_Written problem_
Extract all of the entries and set them down verbatim.

== Exercise data

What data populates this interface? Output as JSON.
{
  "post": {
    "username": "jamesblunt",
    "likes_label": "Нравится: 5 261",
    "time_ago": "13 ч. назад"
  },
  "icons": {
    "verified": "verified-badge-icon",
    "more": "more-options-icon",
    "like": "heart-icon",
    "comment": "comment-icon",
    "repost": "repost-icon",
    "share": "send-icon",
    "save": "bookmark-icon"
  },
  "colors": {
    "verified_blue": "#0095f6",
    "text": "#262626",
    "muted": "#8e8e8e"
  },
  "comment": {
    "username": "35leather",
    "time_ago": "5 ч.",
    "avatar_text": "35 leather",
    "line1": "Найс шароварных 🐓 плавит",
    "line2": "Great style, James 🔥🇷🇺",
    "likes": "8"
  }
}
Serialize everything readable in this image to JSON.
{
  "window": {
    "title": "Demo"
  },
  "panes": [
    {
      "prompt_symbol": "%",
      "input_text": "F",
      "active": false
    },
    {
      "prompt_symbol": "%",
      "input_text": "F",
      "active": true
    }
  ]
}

====

_Exercise answer_
What data populates this interface? Output as JSON.
{
  "post": {
    "username": "jamesblunt",
    "likes_label": "Нравится: 5 261",
    "time_ago": "13 ч. назад"
  },
  "icons": {
    "verified": "verified-badge-icon",
    "more": "more-options-icon",
    "like": "heart-icon",
    "comment": "comment-icon",
    "repost": "repost-icon",
    "share": "send-icon",
    "save": "bookmark-icon"
  },
  "colors": {
    "verified_blue": "#0095f6",
    "text": "#262626",
    "muted": "#8e8e8e"
  },
  "comment": {
    "username": "35leather",
    "time_ago": "5 ч.",
    "avatar_text": "35 leather",
    "line1": "Найс шароварных 🐓 плавит",
    "line2": "Great style, James 🔥🇷🇺",
    "likes": "8"
  }
}
Serialize everything readable in this image to JSON.
{
  "window": {
    "title": "Demo"
  },
  "panes": [
    {
      "prompt_symbol": "%",
      "input_text": "F",
      "active": false
    },
    {
      "prompt_symbol": "%",
      "input_text": "F",
      "active": true
    }
  ]
}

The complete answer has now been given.